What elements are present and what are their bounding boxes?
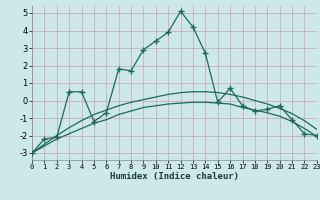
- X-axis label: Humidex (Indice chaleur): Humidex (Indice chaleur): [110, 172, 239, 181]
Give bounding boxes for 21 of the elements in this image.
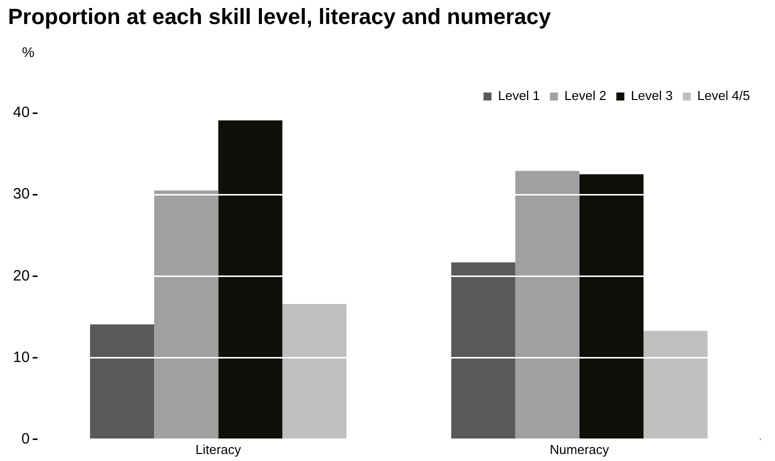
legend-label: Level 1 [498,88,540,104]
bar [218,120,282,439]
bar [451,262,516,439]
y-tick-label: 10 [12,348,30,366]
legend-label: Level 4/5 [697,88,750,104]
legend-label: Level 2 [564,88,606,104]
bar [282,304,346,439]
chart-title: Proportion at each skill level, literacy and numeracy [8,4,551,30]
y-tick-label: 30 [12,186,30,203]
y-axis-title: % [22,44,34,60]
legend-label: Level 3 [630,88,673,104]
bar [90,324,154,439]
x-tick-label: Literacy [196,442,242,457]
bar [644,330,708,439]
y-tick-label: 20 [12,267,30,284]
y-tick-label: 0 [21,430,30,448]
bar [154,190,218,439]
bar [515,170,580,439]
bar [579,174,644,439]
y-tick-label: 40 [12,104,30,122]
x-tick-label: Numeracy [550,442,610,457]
#####
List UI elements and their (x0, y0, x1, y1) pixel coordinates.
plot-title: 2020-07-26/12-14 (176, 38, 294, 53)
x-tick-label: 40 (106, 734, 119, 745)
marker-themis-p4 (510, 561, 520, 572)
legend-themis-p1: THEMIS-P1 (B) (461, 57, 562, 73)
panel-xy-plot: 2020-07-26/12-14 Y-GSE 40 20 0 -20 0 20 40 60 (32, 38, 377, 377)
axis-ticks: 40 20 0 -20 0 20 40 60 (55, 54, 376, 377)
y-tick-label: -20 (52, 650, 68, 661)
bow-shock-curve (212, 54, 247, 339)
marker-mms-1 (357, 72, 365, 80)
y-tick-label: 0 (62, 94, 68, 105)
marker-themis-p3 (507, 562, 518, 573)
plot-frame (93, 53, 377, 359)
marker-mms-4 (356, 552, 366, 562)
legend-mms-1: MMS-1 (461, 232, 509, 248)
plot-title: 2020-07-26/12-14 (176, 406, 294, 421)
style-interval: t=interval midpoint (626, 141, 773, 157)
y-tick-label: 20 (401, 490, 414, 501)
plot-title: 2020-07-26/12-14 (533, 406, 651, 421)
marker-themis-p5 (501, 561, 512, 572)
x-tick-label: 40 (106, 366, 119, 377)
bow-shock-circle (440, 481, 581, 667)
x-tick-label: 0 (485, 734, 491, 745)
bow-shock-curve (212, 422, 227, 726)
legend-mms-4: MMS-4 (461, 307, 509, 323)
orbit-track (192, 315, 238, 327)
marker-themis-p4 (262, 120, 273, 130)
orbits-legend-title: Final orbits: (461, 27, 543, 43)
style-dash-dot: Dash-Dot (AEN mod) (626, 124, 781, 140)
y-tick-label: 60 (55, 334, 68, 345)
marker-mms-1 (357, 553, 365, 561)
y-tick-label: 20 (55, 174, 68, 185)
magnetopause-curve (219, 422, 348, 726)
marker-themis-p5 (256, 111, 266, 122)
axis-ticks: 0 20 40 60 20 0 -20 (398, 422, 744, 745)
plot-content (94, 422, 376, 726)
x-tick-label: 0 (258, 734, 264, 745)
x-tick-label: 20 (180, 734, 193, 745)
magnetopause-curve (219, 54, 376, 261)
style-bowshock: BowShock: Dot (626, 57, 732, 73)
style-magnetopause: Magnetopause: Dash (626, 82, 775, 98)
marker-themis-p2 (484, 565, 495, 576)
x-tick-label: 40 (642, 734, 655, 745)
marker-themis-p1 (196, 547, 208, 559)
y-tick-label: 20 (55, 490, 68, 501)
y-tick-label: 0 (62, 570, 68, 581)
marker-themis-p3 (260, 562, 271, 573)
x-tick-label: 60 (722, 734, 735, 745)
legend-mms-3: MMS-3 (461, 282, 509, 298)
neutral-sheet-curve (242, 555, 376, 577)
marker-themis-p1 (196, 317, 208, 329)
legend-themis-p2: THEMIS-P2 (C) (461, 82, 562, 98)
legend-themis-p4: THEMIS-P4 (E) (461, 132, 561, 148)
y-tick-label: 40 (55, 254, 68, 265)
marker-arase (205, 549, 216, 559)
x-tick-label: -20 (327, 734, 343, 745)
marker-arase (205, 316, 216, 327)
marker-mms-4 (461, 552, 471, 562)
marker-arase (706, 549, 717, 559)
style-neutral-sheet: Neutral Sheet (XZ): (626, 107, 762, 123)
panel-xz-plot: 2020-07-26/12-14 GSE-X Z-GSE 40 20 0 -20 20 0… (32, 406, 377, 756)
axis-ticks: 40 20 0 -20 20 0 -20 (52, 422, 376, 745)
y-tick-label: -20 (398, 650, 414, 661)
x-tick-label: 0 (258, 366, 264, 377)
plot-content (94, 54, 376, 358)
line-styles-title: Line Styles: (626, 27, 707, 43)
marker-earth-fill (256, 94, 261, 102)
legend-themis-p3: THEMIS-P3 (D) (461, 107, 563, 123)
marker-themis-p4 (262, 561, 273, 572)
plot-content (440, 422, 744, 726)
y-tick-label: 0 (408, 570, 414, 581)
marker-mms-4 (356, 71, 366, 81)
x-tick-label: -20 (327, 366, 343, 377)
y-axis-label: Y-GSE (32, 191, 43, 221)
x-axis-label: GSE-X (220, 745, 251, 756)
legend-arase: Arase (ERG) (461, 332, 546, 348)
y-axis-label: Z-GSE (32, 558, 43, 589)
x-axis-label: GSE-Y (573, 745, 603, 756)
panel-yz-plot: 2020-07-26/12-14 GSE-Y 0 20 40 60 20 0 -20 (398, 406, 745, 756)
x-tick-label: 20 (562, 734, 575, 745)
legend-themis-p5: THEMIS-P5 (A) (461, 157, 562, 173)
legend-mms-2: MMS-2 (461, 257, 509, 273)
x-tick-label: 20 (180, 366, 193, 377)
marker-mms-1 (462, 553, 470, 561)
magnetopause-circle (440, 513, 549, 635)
#####
### INSTRUCTION
Copy out unchanged the lines of the items running from the line with "- X-axis label: Humidex" to the line with "Give bounding boxes", including both of those lines.

### OUTPUT OF THE EXERCISE
- X-axis label: Humidex (Indice chaleur): Humidex (Indice chaleur): [110, 172, 239, 181]
Give bounding boxes for 21 of the elements in this image.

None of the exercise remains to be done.